*PROMPT*:
Gather every line below where "linkfree" appears.
--
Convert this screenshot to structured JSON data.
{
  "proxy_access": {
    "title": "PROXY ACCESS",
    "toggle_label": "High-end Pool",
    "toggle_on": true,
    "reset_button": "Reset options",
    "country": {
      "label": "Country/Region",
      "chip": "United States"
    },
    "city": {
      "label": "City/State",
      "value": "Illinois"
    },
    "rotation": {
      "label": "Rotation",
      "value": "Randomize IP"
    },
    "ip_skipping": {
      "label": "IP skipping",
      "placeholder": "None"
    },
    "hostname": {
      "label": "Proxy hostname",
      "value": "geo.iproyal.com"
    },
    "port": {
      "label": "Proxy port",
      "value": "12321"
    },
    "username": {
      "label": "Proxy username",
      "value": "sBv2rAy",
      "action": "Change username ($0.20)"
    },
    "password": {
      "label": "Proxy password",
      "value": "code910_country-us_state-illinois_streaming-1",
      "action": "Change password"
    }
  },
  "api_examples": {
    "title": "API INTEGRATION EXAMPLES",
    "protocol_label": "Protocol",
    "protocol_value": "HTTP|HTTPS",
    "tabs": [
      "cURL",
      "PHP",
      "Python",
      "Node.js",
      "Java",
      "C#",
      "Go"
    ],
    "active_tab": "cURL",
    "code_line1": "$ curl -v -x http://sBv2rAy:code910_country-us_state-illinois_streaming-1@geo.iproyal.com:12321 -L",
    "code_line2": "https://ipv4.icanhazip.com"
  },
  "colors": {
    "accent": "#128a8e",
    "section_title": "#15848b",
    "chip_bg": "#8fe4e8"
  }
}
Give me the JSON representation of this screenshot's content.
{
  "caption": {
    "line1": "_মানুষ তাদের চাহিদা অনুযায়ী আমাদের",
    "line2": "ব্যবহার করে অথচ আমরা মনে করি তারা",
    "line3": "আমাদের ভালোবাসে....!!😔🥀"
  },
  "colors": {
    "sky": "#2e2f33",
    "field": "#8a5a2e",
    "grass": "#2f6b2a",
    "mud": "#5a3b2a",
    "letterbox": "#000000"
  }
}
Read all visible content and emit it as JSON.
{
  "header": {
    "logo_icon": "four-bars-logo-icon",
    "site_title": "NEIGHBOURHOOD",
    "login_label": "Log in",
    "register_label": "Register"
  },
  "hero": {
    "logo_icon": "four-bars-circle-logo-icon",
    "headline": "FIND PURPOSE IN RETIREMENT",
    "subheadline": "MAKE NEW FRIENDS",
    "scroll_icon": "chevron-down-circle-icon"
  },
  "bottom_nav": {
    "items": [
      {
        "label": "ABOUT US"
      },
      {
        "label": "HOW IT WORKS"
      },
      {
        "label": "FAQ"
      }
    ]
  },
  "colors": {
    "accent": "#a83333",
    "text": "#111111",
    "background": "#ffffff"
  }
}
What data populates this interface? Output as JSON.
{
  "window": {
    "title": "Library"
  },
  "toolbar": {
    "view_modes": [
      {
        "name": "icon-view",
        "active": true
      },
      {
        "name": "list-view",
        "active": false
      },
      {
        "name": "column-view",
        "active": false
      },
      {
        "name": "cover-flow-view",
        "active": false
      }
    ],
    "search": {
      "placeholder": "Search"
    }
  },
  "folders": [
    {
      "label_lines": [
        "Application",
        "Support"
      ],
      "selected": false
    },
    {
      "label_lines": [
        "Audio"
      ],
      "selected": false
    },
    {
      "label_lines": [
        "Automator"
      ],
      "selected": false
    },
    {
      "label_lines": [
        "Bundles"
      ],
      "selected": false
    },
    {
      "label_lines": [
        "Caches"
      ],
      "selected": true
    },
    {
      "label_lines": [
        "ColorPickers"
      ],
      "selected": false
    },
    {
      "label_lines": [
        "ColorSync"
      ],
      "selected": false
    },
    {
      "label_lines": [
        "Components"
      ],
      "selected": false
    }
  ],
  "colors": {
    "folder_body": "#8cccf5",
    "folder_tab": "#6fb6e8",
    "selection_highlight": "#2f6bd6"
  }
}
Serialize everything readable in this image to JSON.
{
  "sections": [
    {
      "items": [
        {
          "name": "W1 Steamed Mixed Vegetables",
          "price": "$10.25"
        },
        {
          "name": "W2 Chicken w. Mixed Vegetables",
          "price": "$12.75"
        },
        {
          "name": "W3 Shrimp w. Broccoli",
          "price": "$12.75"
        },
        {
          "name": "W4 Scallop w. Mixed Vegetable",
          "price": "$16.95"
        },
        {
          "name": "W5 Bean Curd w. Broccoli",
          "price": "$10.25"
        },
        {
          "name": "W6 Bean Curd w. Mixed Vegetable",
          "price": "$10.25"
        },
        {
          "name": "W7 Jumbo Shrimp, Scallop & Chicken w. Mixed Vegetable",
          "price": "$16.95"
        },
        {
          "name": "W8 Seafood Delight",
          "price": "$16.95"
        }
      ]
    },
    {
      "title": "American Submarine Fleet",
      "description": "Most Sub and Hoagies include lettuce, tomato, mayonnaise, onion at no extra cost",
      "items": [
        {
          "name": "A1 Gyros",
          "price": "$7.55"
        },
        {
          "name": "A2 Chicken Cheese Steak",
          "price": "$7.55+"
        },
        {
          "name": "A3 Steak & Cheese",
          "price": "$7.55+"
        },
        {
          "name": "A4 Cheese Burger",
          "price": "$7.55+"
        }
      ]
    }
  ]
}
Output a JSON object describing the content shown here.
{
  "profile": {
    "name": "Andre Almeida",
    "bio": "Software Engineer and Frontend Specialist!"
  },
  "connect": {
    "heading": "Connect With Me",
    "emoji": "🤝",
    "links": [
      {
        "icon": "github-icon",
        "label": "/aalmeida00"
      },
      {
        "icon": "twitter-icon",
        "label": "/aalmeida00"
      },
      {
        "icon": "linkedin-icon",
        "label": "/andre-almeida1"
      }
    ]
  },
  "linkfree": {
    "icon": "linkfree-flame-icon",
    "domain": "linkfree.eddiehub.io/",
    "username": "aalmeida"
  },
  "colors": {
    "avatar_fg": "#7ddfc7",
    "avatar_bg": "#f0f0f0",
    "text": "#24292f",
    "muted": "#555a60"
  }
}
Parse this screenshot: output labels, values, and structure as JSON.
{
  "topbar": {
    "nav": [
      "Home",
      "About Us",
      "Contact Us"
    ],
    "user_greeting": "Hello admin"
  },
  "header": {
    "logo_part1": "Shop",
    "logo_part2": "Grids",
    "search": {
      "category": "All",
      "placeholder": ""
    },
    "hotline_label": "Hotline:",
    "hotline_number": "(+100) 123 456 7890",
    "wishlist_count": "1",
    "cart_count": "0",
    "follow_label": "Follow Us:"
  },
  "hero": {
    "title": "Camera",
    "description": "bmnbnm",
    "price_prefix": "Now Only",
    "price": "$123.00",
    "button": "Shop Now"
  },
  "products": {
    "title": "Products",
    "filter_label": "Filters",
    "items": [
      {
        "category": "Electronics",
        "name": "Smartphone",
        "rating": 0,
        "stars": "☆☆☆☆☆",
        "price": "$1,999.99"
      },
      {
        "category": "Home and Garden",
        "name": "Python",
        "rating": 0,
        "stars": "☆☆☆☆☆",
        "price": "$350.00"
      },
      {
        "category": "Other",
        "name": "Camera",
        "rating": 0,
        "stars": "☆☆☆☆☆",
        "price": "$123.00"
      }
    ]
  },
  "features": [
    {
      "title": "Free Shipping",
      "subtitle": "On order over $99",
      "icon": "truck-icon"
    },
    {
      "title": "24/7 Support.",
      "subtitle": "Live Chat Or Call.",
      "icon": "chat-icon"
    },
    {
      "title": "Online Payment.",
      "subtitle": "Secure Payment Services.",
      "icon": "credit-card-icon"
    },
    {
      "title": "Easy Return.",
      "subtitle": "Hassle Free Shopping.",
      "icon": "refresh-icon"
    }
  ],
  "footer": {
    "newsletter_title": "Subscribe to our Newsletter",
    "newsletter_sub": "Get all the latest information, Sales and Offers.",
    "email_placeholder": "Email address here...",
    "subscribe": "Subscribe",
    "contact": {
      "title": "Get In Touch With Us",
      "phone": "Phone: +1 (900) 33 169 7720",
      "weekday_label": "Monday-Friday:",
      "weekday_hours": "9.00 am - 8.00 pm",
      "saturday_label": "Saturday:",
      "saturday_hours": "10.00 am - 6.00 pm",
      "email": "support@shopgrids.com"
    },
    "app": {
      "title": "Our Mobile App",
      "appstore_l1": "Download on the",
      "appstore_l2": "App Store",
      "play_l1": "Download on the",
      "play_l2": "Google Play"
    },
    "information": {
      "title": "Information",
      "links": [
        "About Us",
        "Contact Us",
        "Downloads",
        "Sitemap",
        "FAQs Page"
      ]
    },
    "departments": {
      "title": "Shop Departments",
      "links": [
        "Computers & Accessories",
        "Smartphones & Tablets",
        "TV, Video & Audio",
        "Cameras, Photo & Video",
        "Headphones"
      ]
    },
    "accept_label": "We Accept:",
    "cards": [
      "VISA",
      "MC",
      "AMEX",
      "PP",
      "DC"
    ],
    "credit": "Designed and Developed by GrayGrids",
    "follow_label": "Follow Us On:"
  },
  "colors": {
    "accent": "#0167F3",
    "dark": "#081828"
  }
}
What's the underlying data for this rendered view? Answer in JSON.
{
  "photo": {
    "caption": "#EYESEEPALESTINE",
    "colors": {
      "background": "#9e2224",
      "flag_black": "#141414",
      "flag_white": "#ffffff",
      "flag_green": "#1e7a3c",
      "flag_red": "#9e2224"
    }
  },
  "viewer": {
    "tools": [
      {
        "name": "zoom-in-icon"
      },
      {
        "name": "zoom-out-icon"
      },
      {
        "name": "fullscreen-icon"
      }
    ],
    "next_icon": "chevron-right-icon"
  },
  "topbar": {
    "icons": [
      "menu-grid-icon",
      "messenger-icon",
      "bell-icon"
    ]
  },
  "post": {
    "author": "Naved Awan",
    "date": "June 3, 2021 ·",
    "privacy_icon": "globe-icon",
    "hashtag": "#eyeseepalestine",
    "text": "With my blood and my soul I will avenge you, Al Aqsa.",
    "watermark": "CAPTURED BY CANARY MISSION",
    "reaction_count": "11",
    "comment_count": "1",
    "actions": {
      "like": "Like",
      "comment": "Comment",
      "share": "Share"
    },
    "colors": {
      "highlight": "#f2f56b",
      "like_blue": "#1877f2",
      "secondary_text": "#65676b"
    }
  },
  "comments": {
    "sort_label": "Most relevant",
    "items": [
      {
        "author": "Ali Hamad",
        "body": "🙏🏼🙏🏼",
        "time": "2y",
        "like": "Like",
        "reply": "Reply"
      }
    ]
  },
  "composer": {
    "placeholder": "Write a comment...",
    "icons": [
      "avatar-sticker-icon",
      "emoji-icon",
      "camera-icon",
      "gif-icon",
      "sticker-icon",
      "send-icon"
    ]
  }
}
--
*EXERCISE RESULT*:
  "linkfree": {
    "icon": "linkfree-flame-icon",
    "domain": "linkfree.eddiehub.io/",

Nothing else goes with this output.